[Selection]
□ □ □ □

The South African Development Community Tribunal in Windhoek has been limited to hearing disputes between member countries. A new protocol signed in 2014 does not provide for complaints from citizens against their own countries. Photo: Wikipedia user Head (CC BY-SA 3.0 Deed)

  • In 2009, the SADC Tribunal ordered Zimbabwe to give farms it had expropriated in its catastrophic land grabs since 2000, back to the farmers. The Zimbabwean government under Robert Mugabe, ignored the order.
  • In 2011, following a campaign by Mugabe, the SADC Tribunal was suspended.
  • SADC drew up a new protocol, signed in 2014, which limited the Tribunal to dealing with disputes between member states.
  • President Zuma’s role in signing the new Protocol, which prevents SADC citizens from seeking redress for human rights violations, has been declared unconstitutional.

When Ben Freeth headed west on horseback from the derelict Mount Carmel farm near Chegutu in Zimbabwe on 28 November, he had to lay low. For about 800km, Freeth avoided roads and stuck to the bush, following game paths where he could, while scouting the drought-stricken land for water and grazing for his horse, Tsedeq.

It was only after he crossed the border into Namibia’s Caprivi Strip at the Kazungula border post that he could relax, stop fearing attack from forces despatched by the Zimbabwean government, and publicise the reason for his slow journey to Windhoek – a bid to have the suspended Southern African Development Community (SADC) Tribunal re-established.

Staying off the beaten path was not due to paranoia. Freeth is familiar with Zimbabwe’s state-sponsored violence. In 2008 he, together with his in-laws Mike and Angela Campbell, were tied up on their farm by war veterans acting on behalf of former tyrannical president Robert Mugabe. They were driven into the bush, beaten and tortured. Freeth, who had built a house on his in-laws’ land and helped run what was the most successful mango exporting farm in the country, suffered a fractured skull as a result.

The abduction and torture happened two weeks before the Southern African Development Community (SADC) Tribunal was due to hear a case brought by Mike Campbell, later joined by 77 other applicants, against the Republic of Zimbabwe. The case, which Freeth attended bandaged, battered, and in a wheelchair, challenged the harassment, forced eviction of farmers, and seizure of farms instituted by Mugabe in 2000.

□ □ □ □

[Extracted entries]
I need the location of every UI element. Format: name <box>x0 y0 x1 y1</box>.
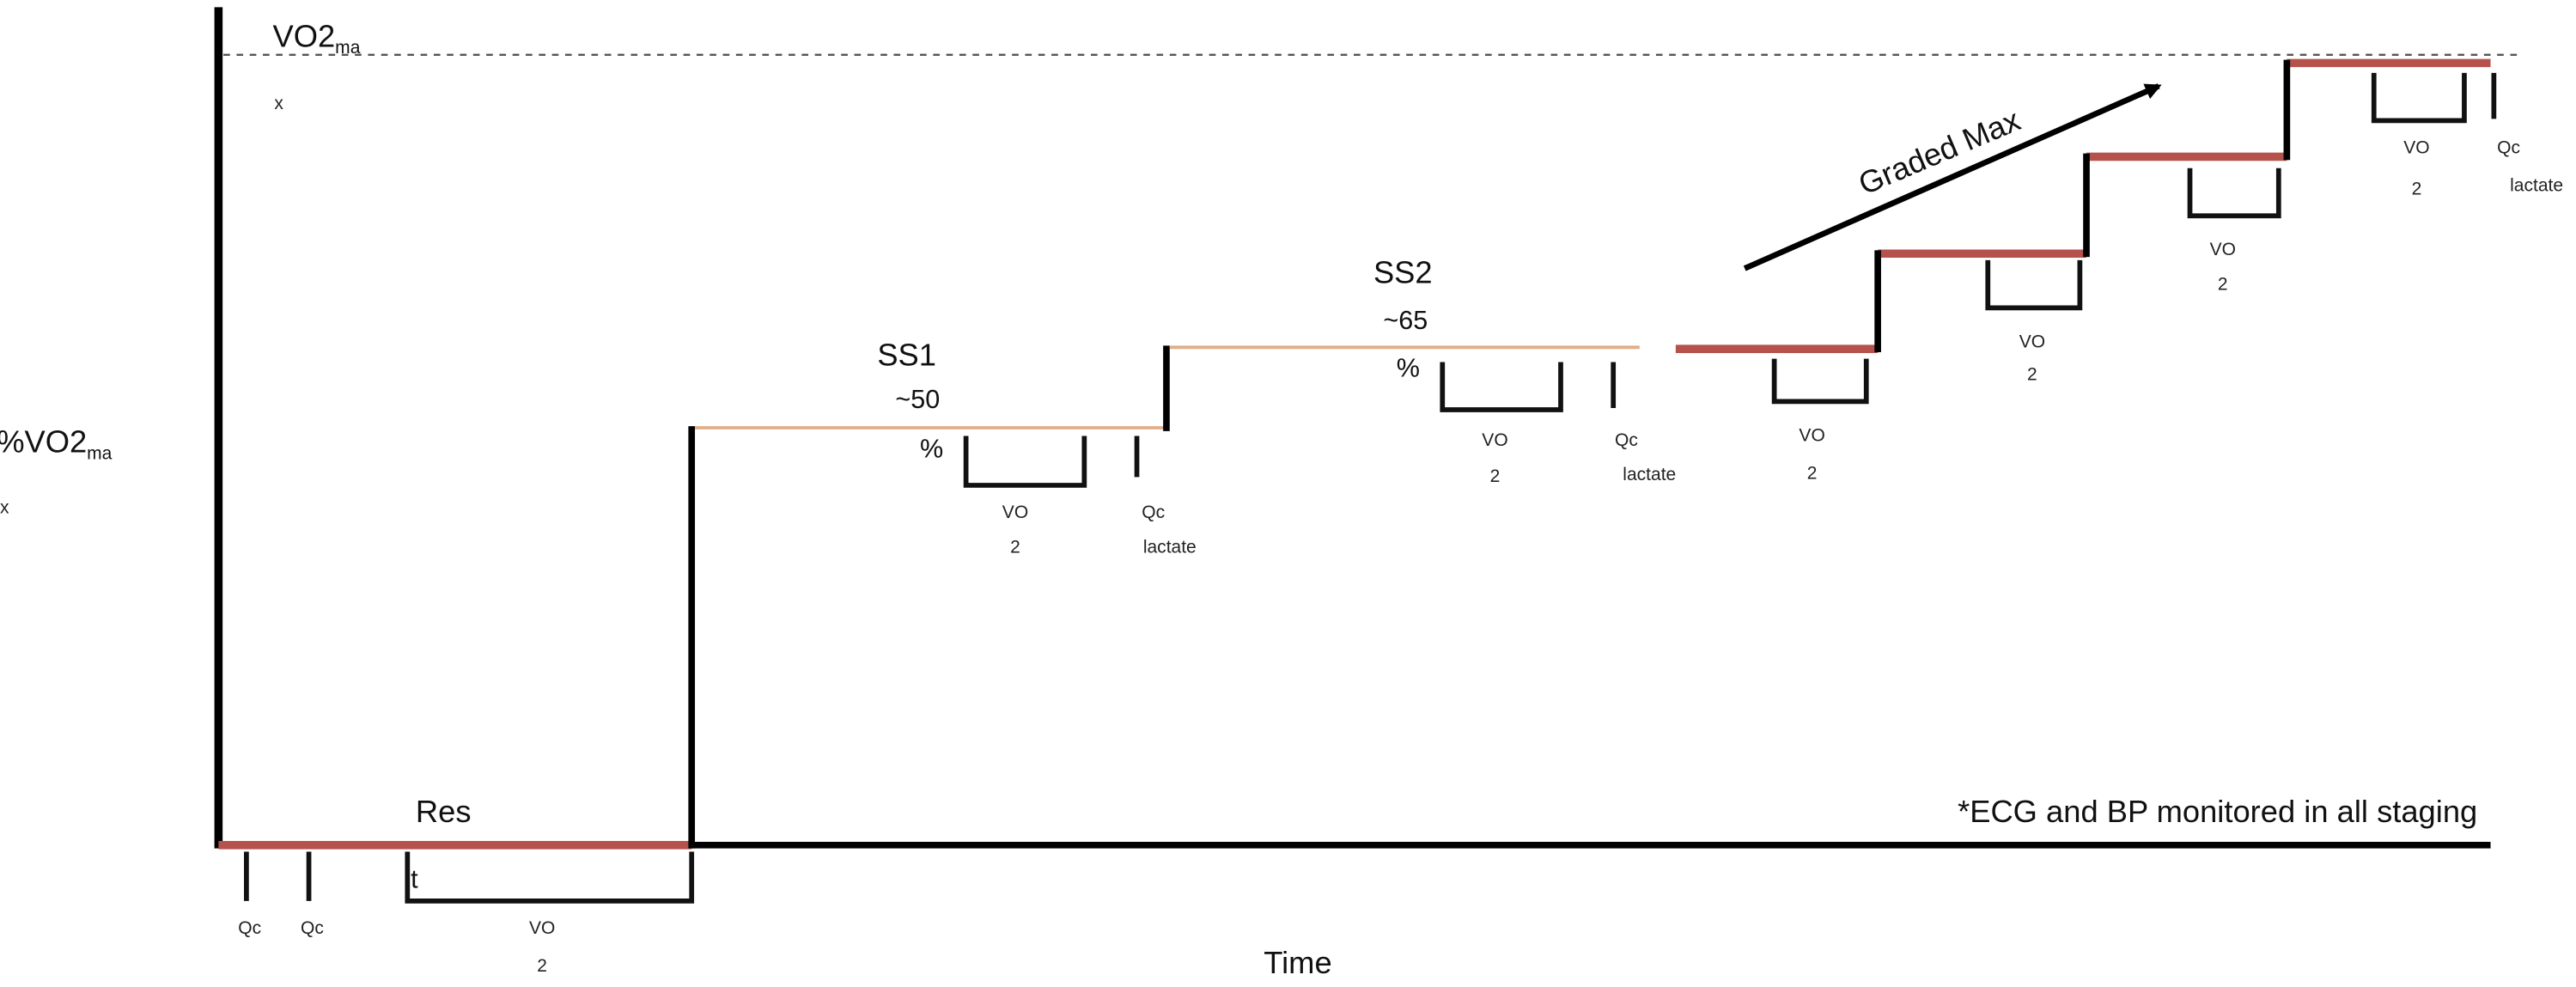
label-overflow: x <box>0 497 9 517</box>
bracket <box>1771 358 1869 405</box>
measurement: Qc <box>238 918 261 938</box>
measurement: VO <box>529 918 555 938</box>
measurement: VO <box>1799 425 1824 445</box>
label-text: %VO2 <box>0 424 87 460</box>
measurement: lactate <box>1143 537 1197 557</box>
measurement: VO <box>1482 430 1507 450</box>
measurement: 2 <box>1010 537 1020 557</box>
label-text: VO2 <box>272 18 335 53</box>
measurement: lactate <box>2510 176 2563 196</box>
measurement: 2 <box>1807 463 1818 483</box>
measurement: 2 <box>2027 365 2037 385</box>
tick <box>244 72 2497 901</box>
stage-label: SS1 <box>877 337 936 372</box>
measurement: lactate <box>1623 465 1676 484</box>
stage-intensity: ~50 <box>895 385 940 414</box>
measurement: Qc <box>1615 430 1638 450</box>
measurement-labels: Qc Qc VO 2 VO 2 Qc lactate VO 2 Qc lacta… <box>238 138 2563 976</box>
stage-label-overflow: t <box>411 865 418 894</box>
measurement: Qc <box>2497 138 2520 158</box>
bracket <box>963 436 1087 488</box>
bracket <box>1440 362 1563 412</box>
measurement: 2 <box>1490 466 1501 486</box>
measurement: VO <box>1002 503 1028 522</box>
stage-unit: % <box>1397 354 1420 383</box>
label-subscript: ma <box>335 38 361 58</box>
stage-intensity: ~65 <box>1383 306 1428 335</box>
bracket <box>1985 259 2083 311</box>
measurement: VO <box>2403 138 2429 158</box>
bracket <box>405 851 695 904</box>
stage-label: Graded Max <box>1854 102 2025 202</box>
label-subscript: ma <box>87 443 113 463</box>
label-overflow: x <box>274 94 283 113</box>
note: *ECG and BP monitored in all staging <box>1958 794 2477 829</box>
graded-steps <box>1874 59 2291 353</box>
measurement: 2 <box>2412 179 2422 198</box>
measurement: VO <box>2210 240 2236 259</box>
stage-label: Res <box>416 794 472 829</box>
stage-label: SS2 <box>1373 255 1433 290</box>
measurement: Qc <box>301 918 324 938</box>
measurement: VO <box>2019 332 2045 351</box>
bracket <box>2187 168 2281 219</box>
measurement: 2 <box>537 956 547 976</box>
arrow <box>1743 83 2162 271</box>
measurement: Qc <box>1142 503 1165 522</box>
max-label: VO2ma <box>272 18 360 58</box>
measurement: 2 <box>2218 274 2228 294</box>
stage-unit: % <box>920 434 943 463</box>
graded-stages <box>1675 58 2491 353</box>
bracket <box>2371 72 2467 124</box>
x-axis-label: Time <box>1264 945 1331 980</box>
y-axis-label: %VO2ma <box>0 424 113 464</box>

□ □ □ □

[Required work]
1 > Translate this sentence from the SADC Tribunal article into Spanish: "Freeth is familiar with Zimbabwe’s state-sponsored violence."
2 > Based on the SADC Tribunal article, answer yes or no to each statement and quote the words that decide it: (a) Freeth's horse was called Tsedeq. (b) The SADC Tribunal was suspended in 2009. (c) Mike Campbell brought the case against Zimbabwe with no other applicants.
3 > Carry on the SADC Tribunal article from its last sentence.

[Results by task]
1 > Freeth conoce bien la violencia patrocinada por el Estado de Zimbabue.

2 >
(a) Yes: "grazing for his horse, Tsedeq."
(b) No: "In 2011, following a campaign by Mugabe, the SADC Tribunal was suspended."
(c) No: "later joined by 77 other applicants"

3 >
In its unanimous decision on 28 November 2008, the Tribunal ordered Mugabe’s government to protect “possession, occupation and ownership” of all the applicants’ farms, except for two, who had already been forcibly evicted. The state was ordered to pay them compensation.

Mugabe ignored the Tribunal’s ruling. Freeth and his family, including his children, and the Campbells, suffered increasing harassment and threats as they continued to run their farm, until their homes, and those of the farm workers, were burnt down by war veterans eight months later. Freeth’s home was burnt down on 30 August 2009, with the Campbell’s home suffering the same fate two days later.

The disbandment of the SADC Tribunal

Mugabe’s refusal to abide by the Tribunal ruling, with former South African president Jacob Zuma as a willing ally, and his subsequent successful campaign to suspend the Tribunal at the SADC Summit in 2011, has led Freeth to take the approximately 2,000km journey to Windhoek, where the SADC Secretariat sits at the city’s Turnhalle.

The Summit had effectively disbanded the Tribunal by deciding not to reappoint the judges whose term of office was ending in 2010, nor replace those whose term of office would end in 2011.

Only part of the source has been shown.